= EXERCISE DIRECTIONS =
Repeat the data that follows, word for word, without the images.

--- begin DATASET ENTRIES ---

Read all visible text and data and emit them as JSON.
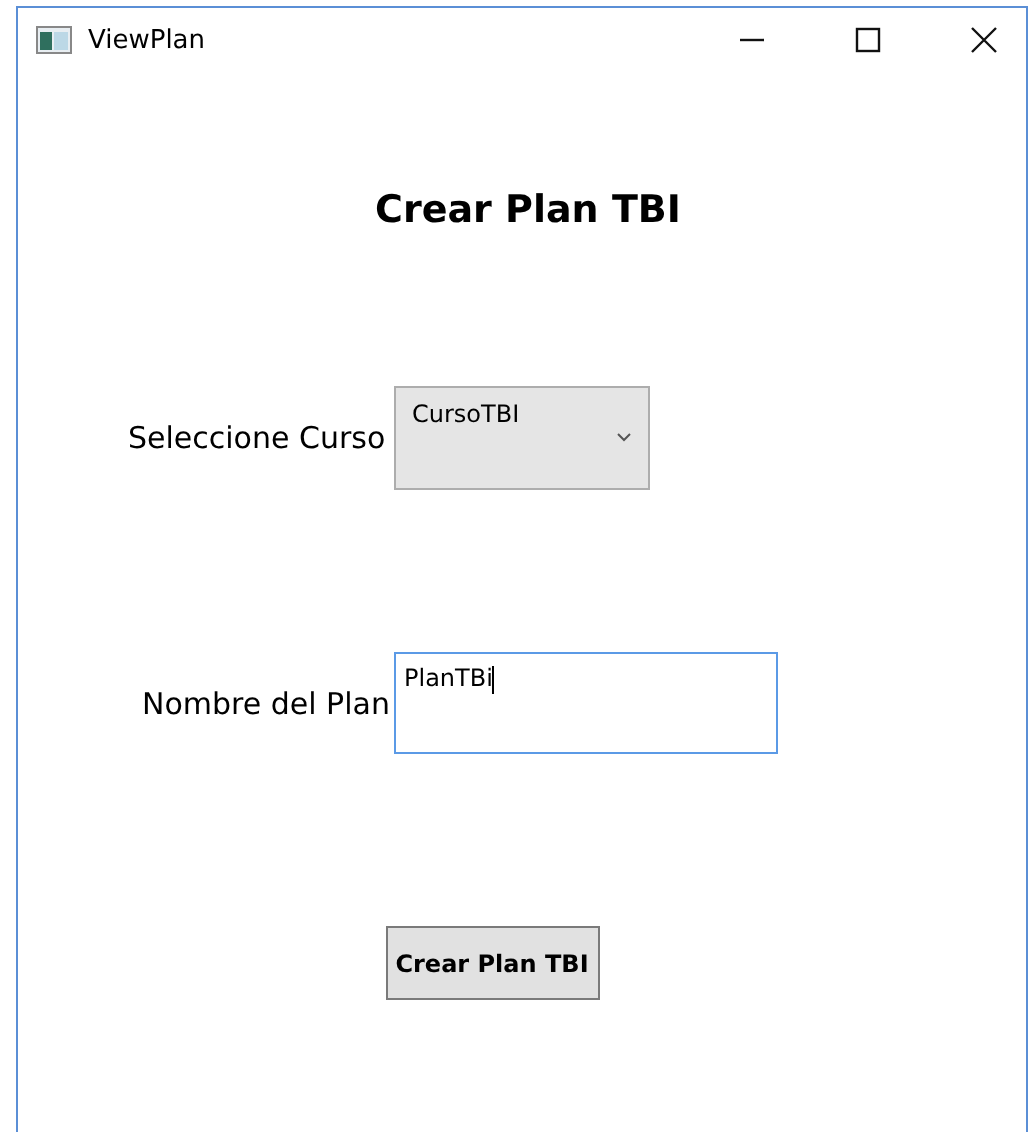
{
  "window": {
    "title": "ViewPlan"
  },
  "heading": "Crear Plan TBI",
  "course": {
    "label": "Seleccione Curso",
    "value": "CursoTBI"
  },
  "plan_name": {
    "label": "Nombre del Plan",
    "value": "PlanTBi",
    "focused": true
  },
  "buttons": [
    "Crear Plan TBI"
  ]
}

--- end DATASET ENTRIES ---

= RESPONSE TO THE TASK =
Read all visible text and data and emit them as JSON.
{
  "window": {
    "title": "ViewPlan"
  },
  "heading": "Crear Plan TBI",
  "course": {
    "label": "Seleccione Curso",
    "value": "CursoTBI"
  },
  "plan_name": {
    "label": "Nombre del Plan",
    "value": "PlanTBi",
    "focused": true
  },
  "buttons": [
    "Crear Plan TBI"
  ]
}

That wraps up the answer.